> _Problem requirements_: Rewrite the listing from the line that contains "data-point-marker [373,308,382,317]" through the line that contains "data-point-marker [622,279,631,288]", replacing "plot-frame" with "axes-area" and leaving everything else unchanged.

++++++++

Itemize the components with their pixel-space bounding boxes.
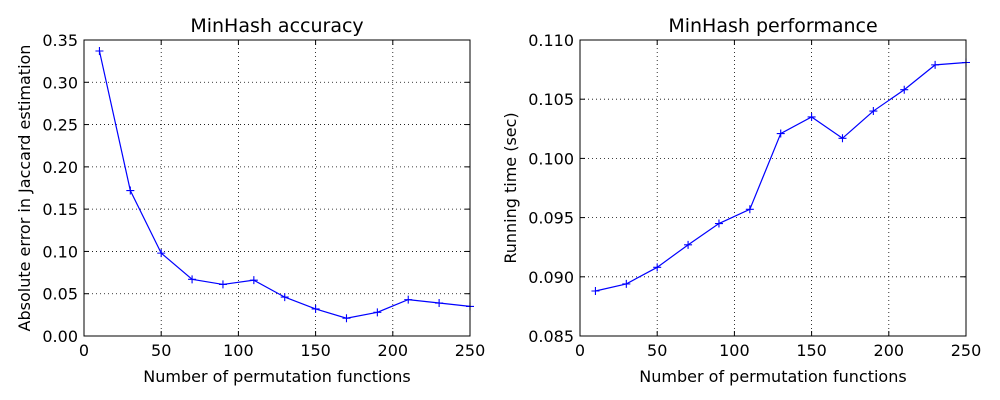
data-point-marker [373,308,382,317]
data-point-marker [745,205,754,214]
data-point-marker [900,85,909,94]
plot-frame [83,39,471,337]
y-tick-label: 0.20 [42,158,78,177]
data-point-marker [869,107,878,116]
accuracy-chart: 0 50 100 150 200 250 0.00 0.05 0.10 0.15 0.20 0.25 0… [15,15,485,386]
y-tick-label: 0.110 [528,31,574,50]
x-tick-label: 150 [300,341,331,360]
data-point-marker [311,304,320,313]
data-point-marker [435,299,444,308]
y-tick-label: 0.35 [42,31,78,50]
plot-frame [579,39,967,337]
data-point-marker [931,60,940,69]
x-tick-label: 200 [874,341,905,360]
y-tick-label: 0.00 [42,327,78,346]
series-line [98,50,471,319]
x-axis-label: Number of permutation functions [143,367,410,386]
x-tick-label: 150 [796,341,827,360]
data-point-marker [622,279,631,288]
y-tick-label: 0.25 [42,116,78,135]
data-point-marker [591,287,600,296]
x-tick-label: 100 [719,341,750,360]
data-point-marker [838,134,847,143]
series-line [595,61,967,292]
x-tick-label: 0 [575,341,585,360]
x-tick-label: 0 [79,341,89,360]
data-point-marker [714,219,723,228]
performance-chart: 0 50 100 150 200 250 0.085 0.090 0.095 0.100 0.105… [501,15,981,386]
y-tick-label: 0.105 [528,90,574,109]
chart-title: MinHash accuracy [190,15,363,37]
data-point-marker [218,280,227,289]
data-point-marker [653,263,662,272]
data-point-marker [95,46,104,55]
x-tick-label: 100 [223,341,254,360]
y-axis-label: Absolute error in Jaccard estimation [15,45,34,332]
x-tick-label: 250 [951,341,982,360]
data-point-marker [249,276,258,285]
x-tick-label: 250 [455,341,486,360]
x-tick-label: 50 [151,341,171,360]
x-tick-label: 200 [378,341,409,360]
data-point-marker [157,249,166,258]
data-point-marker [342,314,351,323]
y-tick-label: 0.15 [42,200,78,219]
chart-title: MinHash performance [668,15,877,37]
data-point-marker [684,240,693,249]
y-axis-label: Running time (sec) [501,112,520,263]
x-tick-label: 50 [647,341,667,360]
data-point-marker [126,186,135,195]
y-tick-label: 0.095 [528,209,574,228]
y-tick-label: 0.05 [42,285,78,304]
data-point-marker [404,295,413,304]
y-tick-label: 0.090 [528,268,574,287]
data-point-marker [776,129,785,138]
data-point-marker [807,112,816,121]
y-tick-label: 0.10 [42,242,78,261]
y-tick-label: 0.100 [528,149,574,168]
data-point-marker [280,293,289,302]
x-axis-label: Number of permutation functions [639,367,906,386]
y-tick-label: 0.085 [528,327,574,346]
data-point-marker [188,275,197,284]
y-tick-label: 0.30 [42,73,78,92]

++++++++

> _Solution for this task_:
data-point-marker [373,308,382,317]
data-point-marker [745,205,754,214]
data-point-marker [900,85,909,94]
axes-area [83,39,471,337]
y-tick-label: 0.20 [42,158,78,177]
data-point-marker [869,107,878,116]
accuracy-chart: 0 50 100 150 200 250 0.00 0.05 0.10 0.15 0.20 0.25 0… [15,15,485,386]
y-tick-label: 0.110 [528,31,574,50]
x-tick-label: 150 [300,341,331,360]
data-point-marker [311,304,320,313]
data-point-marker [435,299,444,308]
y-tick-label: 0.35 [42,31,78,50]
axes-area [579,39,967,337]
data-point-marker [931,60,940,69]
x-tick-label: 200 [874,341,905,360]
y-tick-label: 0.00 [42,327,78,346]
series-line [98,50,471,319]
x-axis-label: Number of permutation functions [143,367,410,386]
x-tick-label: 150 [796,341,827,360]
data-point-marker [622,279,631,288]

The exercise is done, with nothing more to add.